== YOUR TASK ==
Print the listing exactly as it stands, and skip any pictures in it.

== ENTRIES PROVIDED ==
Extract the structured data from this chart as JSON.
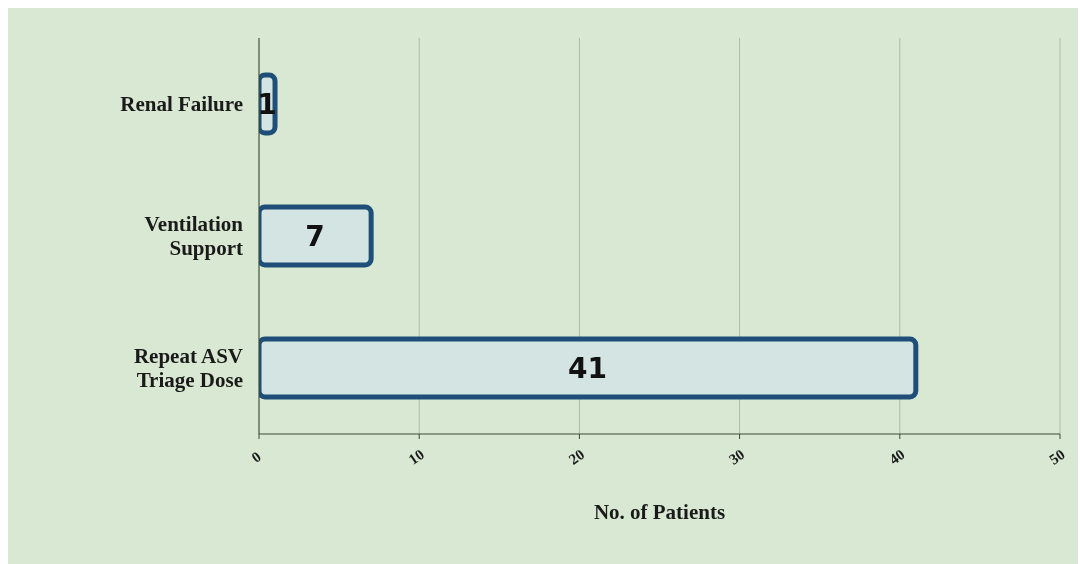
{
  "chart_data": {
    "type": "bar",
    "orientation": "horizontal",
    "xlabel": "No. of Patients",
    "categories": [
      "Renal Failure",
      "Ventilation Support",
      "Repeat ASV Triage Dose"
    ],
    "values": [
      1,
      7,
      41
    ],
    "color": "#d3e4e2",
    "data_labels": true,
    "xlim": [
      0,
      50
    ],
    "xticks": [
      0,
      10,
      20,
      30,
      40,
      50
    ],
    "grid": "x",
    "legend": false
  }
}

== EXERCISE SOLUTION ==
Extract the structured data from this chart as JSON.
{
  "chart_data": {
    "type": "bar",
    "orientation": "horizontal",
    "xlabel": "No. of Patients",
    "categories": [
      "Renal Failure",
      "Ventilation Support",
      "Repeat ASV Triage Dose"
    ],
    "values": [
      1,
      7,
      41
    ],
    "color": "#d3e4e2",
    "data_labels": true,
    "xlim": [
      0,
      50
    ],
    "xticks": [
      0,
      10,
      20,
      30,
      40,
      50
    ],
    "grid": "x",
    "legend": false
  }
}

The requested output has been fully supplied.